(Data excerpts)
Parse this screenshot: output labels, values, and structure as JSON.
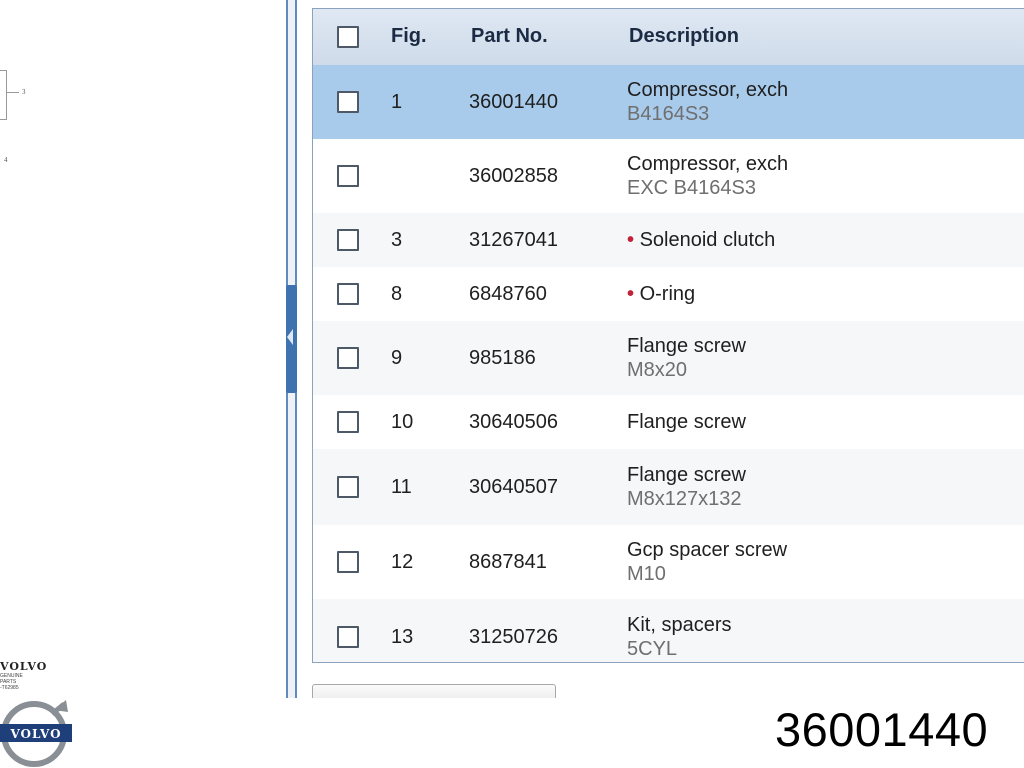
{
  "diagram": {
    "callouts": [
      "3",
      "4"
    ]
  },
  "table": {
    "headers": {
      "fig": "Fig.",
      "part_no": "Part No.",
      "description": "Description"
    },
    "rows": [
      {
        "fig": "1",
        "part_no": "36001440",
        "description": "Compressor, exch",
        "sub": "B4164S3",
        "bullet": "",
        "selected": true
      },
      {
        "fig": "",
        "part_no": "36002858",
        "description": "Compressor, exch",
        "sub": "EXC B4164S3",
        "bullet": "",
        "selected": false
      },
      {
        "fig": "3",
        "part_no": "31267041",
        "description": "Solenoid clutch",
        "sub": "",
        "bullet": "•",
        "selected": false
      },
      {
        "fig": "8",
        "part_no": "6848760",
        "description": "O-ring",
        "sub": "",
        "bullet": "•",
        "selected": false
      },
      {
        "fig": "9",
        "part_no": "985186",
        "description": "Flange screw",
        "sub": "M8x20",
        "bullet": "",
        "selected": false
      },
      {
        "fig": "10",
        "part_no": "30640506",
        "description": "Flange screw",
        "sub": "",
        "bullet": "",
        "selected": false
      },
      {
        "fig": "11",
        "part_no": "30640507",
        "description": "Flange screw",
        "sub": "M8x127x132",
        "bullet": "",
        "selected": false
      },
      {
        "fig": "12",
        "part_no": "8687841",
        "description": "Gcp spacer screw",
        "sub": "M10",
        "bullet": "",
        "selected": false
      },
      {
        "fig": "13",
        "part_no": "31250726",
        "description": "Kit, spacers",
        "sub": "5CYL",
        "bullet": "",
        "selected": false
      }
    ]
  },
  "branding": {
    "small_word": "VOLVO",
    "small_line1": "GENUINE PARTS",
    "small_line2": "-T62985",
    "emblem_word": "VOLVO"
  },
  "overlay_part_number": "36001440",
  "colors": {
    "selected_row": "#a8cbec",
    "header_bg": "#dfe8f3",
    "splitter": "#3f73b0",
    "bullet": "#c0223a",
    "volvo_blue": "#1f3f7a"
  }
}
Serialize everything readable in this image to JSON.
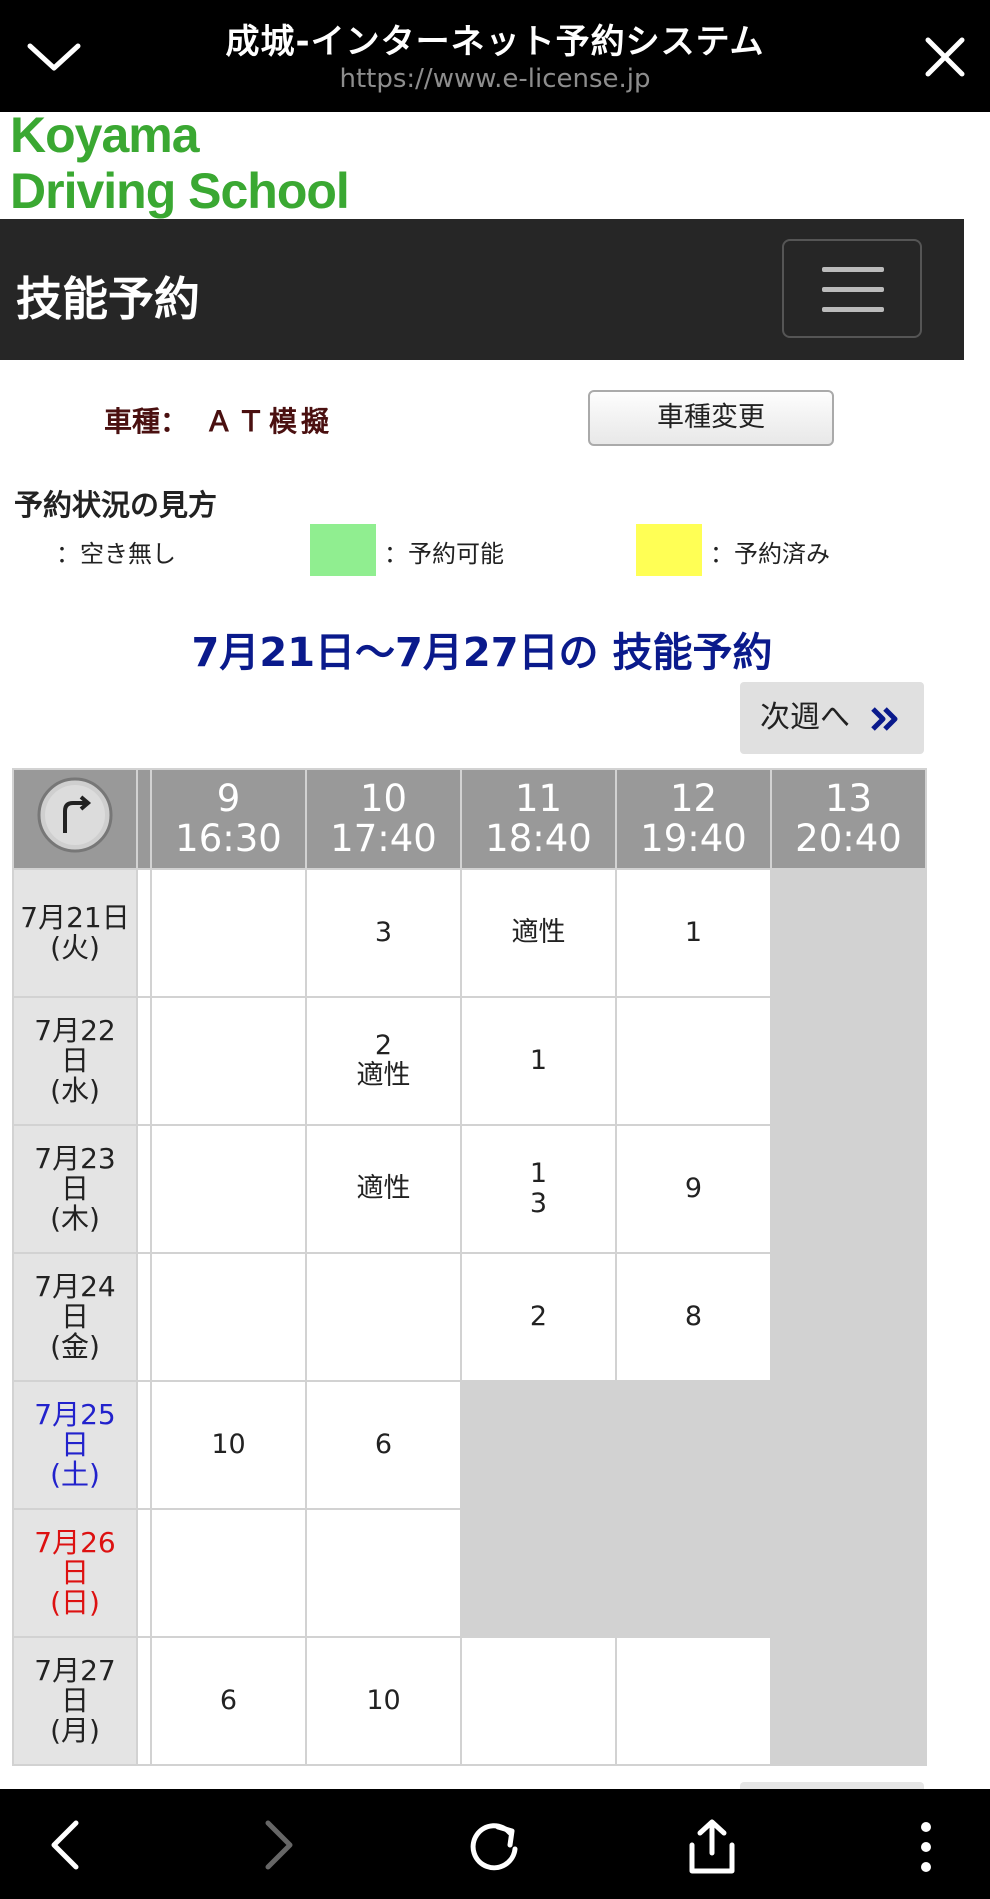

Instruction: Copy down every line of the entries containing the word "JSON".

The response:
Parse this screenshot: output labels, values, and structure as JSON.
Serialize everything readable in this image to JSON.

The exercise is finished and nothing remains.